◆ **Task description**:
Select, from the data, each line where "date" occurs.

◆ **Raw data**:
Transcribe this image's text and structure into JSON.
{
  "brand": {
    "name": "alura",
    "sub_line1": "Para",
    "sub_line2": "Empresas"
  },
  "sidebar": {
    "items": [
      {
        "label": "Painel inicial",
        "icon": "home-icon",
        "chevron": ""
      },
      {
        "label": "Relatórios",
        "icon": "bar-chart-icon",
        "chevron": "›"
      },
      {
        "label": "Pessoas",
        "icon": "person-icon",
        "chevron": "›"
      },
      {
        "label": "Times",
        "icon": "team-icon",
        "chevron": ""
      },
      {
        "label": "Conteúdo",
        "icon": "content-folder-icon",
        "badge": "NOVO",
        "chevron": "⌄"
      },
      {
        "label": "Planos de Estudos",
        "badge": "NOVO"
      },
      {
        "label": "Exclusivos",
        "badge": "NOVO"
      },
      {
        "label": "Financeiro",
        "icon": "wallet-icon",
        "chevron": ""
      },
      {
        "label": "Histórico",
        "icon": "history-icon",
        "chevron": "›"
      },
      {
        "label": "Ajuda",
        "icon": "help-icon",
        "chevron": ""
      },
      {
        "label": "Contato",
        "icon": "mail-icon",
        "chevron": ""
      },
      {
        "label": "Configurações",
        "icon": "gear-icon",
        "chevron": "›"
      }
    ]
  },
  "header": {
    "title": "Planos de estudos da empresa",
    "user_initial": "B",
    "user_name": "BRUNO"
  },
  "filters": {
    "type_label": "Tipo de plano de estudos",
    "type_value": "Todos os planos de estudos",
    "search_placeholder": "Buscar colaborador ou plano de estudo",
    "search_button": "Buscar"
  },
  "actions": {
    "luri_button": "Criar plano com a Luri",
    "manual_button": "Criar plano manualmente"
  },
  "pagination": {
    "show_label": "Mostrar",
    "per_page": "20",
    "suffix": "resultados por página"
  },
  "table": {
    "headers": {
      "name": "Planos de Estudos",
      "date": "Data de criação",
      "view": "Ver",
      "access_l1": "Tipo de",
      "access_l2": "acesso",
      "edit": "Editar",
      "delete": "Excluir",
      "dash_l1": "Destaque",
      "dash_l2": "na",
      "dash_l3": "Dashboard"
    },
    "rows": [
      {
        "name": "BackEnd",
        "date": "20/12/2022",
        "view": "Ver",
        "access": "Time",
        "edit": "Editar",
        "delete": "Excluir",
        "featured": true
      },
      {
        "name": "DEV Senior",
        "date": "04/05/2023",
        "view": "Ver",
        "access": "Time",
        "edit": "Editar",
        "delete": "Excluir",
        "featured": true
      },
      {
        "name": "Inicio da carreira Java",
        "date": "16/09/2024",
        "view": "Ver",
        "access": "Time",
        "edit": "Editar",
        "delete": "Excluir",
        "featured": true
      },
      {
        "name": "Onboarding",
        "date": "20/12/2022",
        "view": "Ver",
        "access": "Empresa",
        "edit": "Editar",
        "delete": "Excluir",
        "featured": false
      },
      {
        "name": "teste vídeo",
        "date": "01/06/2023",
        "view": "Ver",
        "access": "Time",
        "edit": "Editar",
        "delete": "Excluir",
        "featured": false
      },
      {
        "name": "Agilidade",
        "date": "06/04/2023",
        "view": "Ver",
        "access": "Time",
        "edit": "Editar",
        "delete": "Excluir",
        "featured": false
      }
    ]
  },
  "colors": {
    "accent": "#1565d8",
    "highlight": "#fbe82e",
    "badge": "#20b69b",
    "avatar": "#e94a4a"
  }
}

◆ **Finished exercise**:
      "date": "Data de criação",
        "date": "20/12/2022",
        "date": "04/05/2023",
        "date": "16/09/2024",
        "date": "20/12/2022",
        "date": "01/06/2023",
        "date": "06/04/2023",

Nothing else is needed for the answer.